### Exercise:
Set down each entry exactly as given; pictures should not appear in the copy.

(Figure record extracts)
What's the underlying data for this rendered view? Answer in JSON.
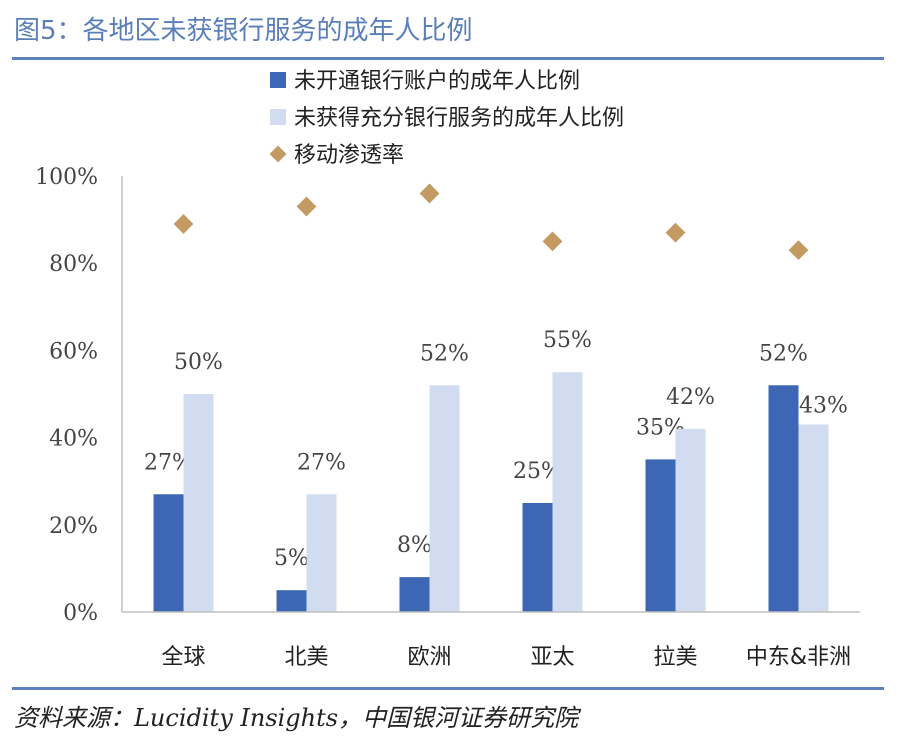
{
  "figure": {
    "title": "图5：各地区未获银行服务的成年人比例",
    "source": "资料来源：Lucidity Insights，中国银河证券研究院"
  },
  "colors": {
    "series1": "#3d67b4",
    "series2": "#d1dcf0",
    "marker": "#c49a63",
    "rule": "#5e82bd",
    "title": "#5a7fb8"
  },
  "chart_data": {
    "type": "bar",
    "categories": [
      "全球",
      "北美",
      "欧洲",
      "亚太",
      "拉美",
      "中东&非洲"
    ],
    "series": [
      {
        "name": "未开通银行账户的成年人比例",
        "type": "bar",
        "values": [
          27,
          5,
          8,
          25,
          35,
          52
        ],
        "labels": [
          "27%",
          "5%",
          "8%",
          "25%",
          "35%",
          "52%"
        ]
      },
      {
        "name": "未获得充分银行服务的成年人比例",
        "type": "bar",
        "values": [
          50,
          27,
          52,
          55,
          42,
          43
        ],
        "labels": [
          "50%",
          "27%",
          "52%",
          "55%",
          "42%",
          "43%"
        ]
      },
      {
        "name": "移动渗透率",
        "type": "scatter",
        "marker": "diamond",
        "values": [
          89,
          93,
          96,
          85,
          87,
          83
        ]
      }
    ],
    "ylim": [
      0,
      100
    ],
    "yticks": [
      "0%",
      "20%",
      "40%",
      "60%",
      "80%",
      "100%"
    ],
    "ytick_values": [
      0,
      20,
      40,
      60,
      80,
      100
    ],
    "legend_position": "top",
    "grid": false
  }
}
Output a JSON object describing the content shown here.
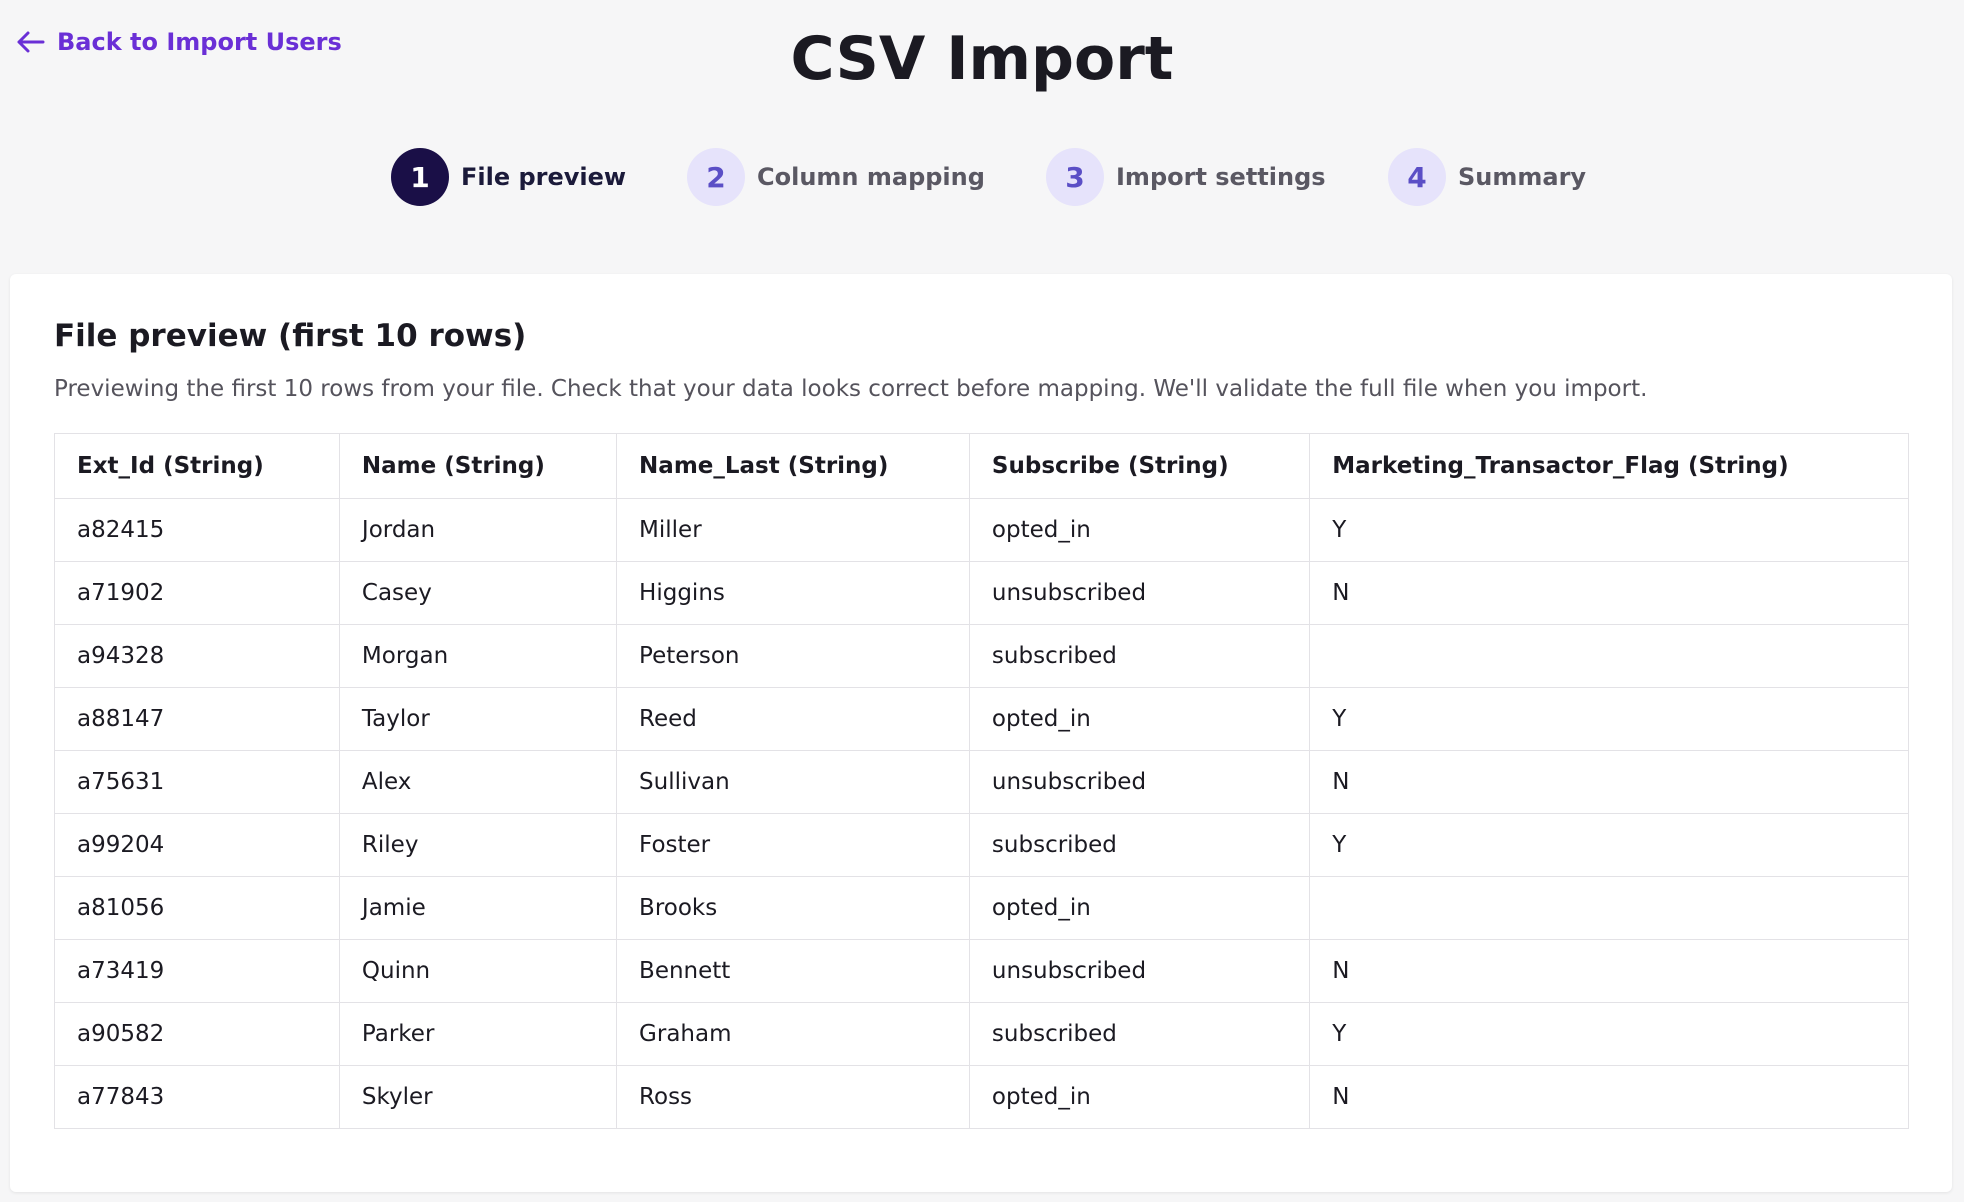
{
  "header": {
    "back_link": "Back to Import Users",
    "title": "CSV Import"
  },
  "steps": [
    {
      "number": 1,
      "label": "File preview"
    },
    {
      "number": 2,
      "label": "Column mapping"
    },
    {
      "number": 3,
      "label": "Import settings"
    },
    {
      "number": 4,
      "label": "Summary"
    }
  ],
  "card": {
    "title": "File preview (first 10 rows)",
    "description": "Previewing the first 10 rows from your file. Check that your data looks correct before mapping. We'll validate the full file when you import."
  },
  "table": {
    "columns": [
      "Ext_Id (String)",
      "Name (String)",
      "Name_Last (String)",
      "Subscribe (String)",
      "Marketing_Transactor_Flag (String)"
    ],
    "rows": [
      [
        "a82415",
        "Jordan",
        "Miller",
        "opted_in",
        "Y"
      ],
      [
        "a71902",
        "Casey",
        "Higgins",
        "unsubscribed",
        "N"
      ],
      [
        "a94328",
        "Morgan",
        "Peterson",
        "subscribed",
        null
      ],
      [
        "a88147",
        "Taylor",
        "Reed",
        "opted_in",
        "Y"
      ],
      [
        "a75631",
        "Alex",
        "Sullivan",
        "unsubscribed",
        "N"
      ],
      [
        "a99204",
        "Riley",
        "Foster",
        "subscribed",
        "Y"
      ],
      [
        "a81056",
        "Jamie",
        "Brooks",
        "opted_in",
        null
      ],
      [
        "a73419",
        "Quinn",
        "Bennett",
        "unsubscribed",
        "N"
      ],
      [
        "a90582",
        "Parker",
        "Graham",
        "subscribed",
        "Y"
      ],
      [
        "a77843",
        "Skyler",
        "Ross",
        "opted_in",
        "N"
      ]
    ]
  }
}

### Complete response:
What's the underlying data for this rendered view? Answer in JSON.
{
  "figure": {
    "title": "图5：各地区未获银行服务的成年人比例",
    "source": "资料来源：Lucidity Insights，中国银河证券研究院"
  },
  "colors": {
    "series1": "#3d67b4",
    "series2": "#d1dcf0",
    "marker": "#c49a63",
    "rule": "#5e82bd",
    "title": "#5a7fb8"
  },
  "chart_data": {
    "type": "bar",
    "categories": [
      "全球",
      "北美",
      "欧洲",
      "亚太",
      "拉美",
      "中东&非洲"
    ],
    "series": [
      {
        "name": "未开通银行账户的成年人比例",
        "type": "bar",
        "values": [
          27,
          5,
          8,
          25,
          35,
          52
        ],
        "labels": [
          "27%",
          "5%",
          "8%",
          "25%",
          "35%",
          "52%"
        ]
      },
      {
        "name": "未获得充分银行服务的成年人比例",
        "type": "bar",
        "values": [
          50,
          27,
          52,
          55,
          42,
          43
        ],
        "labels": [
          "50%",
          "27%",
          "52%",
          "55%",
          "42%",
          "43%"
        ]
      },
      {
        "name": "移动渗透率",
        "type": "scatter",
        "marker": "diamond",
        "values": [
          89,
          93,
          96,
          85,
          87,
          83
        ]
      }
    ],
    "ylim": [
      0,
      100
    ],
    "yticks": [
      "0%",
      "20%",
      "40%",
      "60%",
      "80%",
      "100%"
    ],
    "ytick_values": [
      0,
      20,
      40,
      60,
      80,
      100
    ],
    "legend_position": "top",
    "grid": false
  }
}
Output a JSON object describing the content shown here.
{
  "header": {
    "back_link": "Back to Import Users",
    "title": "CSV Import"
  },
  "steps": [
    {
      "number": 1,
      "label": "File preview"
    },
    {
      "number": 2,
      "label": "Column mapping"
    },
    {
      "number": 3,
      "label": "Import settings"
    },
    {
      "number": 4,
      "label": "Summary"
    }
  ],
  "card": {
    "title": "File preview (first 10 rows)",
    "description": "Previewing the first 10 rows from your file. Check that your data looks correct before mapping. We'll validate the full file when you import."
  },
  "table": {
    "columns": [
      "Ext_Id (String)",
      "Name (String)",
      "Name_Last (String)",
      "Subscribe (String)",
      "Marketing_Transactor_Flag (String)"
    ],
    "rows": [
      [
        "a82415",
        "Jordan",
        "Miller",
        "opted_in",
        "Y"
      ],
      [
        "a71902",
        "Casey",
        "Higgins",
        "unsubscribed",
        "N"
      ],
      [
        "a94328",
        "Morgan",
        "Peterson",
        "subscribed",
        null
      ],
      [
        "a88147",
        "Taylor",
        "Reed",
        "opted_in",
        "Y"
      ],
      [
        "a75631",
        "Alex",
        "Sullivan",
        "unsubscribed",
        "N"
      ],
      [
        "a99204",
        "Riley",
        "Foster",
        "subscribed",
        "Y"
      ],
      [
        "a81056",
        "Jamie",
        "Brooks",
        "opted_in",
        null
      ],
      [
        "a73419",
        "Quinn",
        "Bennett",
        "unsubscribed",
        "N"
      ],
      [
        "a90582",
        "Parker",
        "Graham",
        "subscribed",
        "Y"
      ],
      [
        "a77843",
        "Skyler",
        "Ross",
        "opted_in",
        "N"
      ]
    ]
  }
}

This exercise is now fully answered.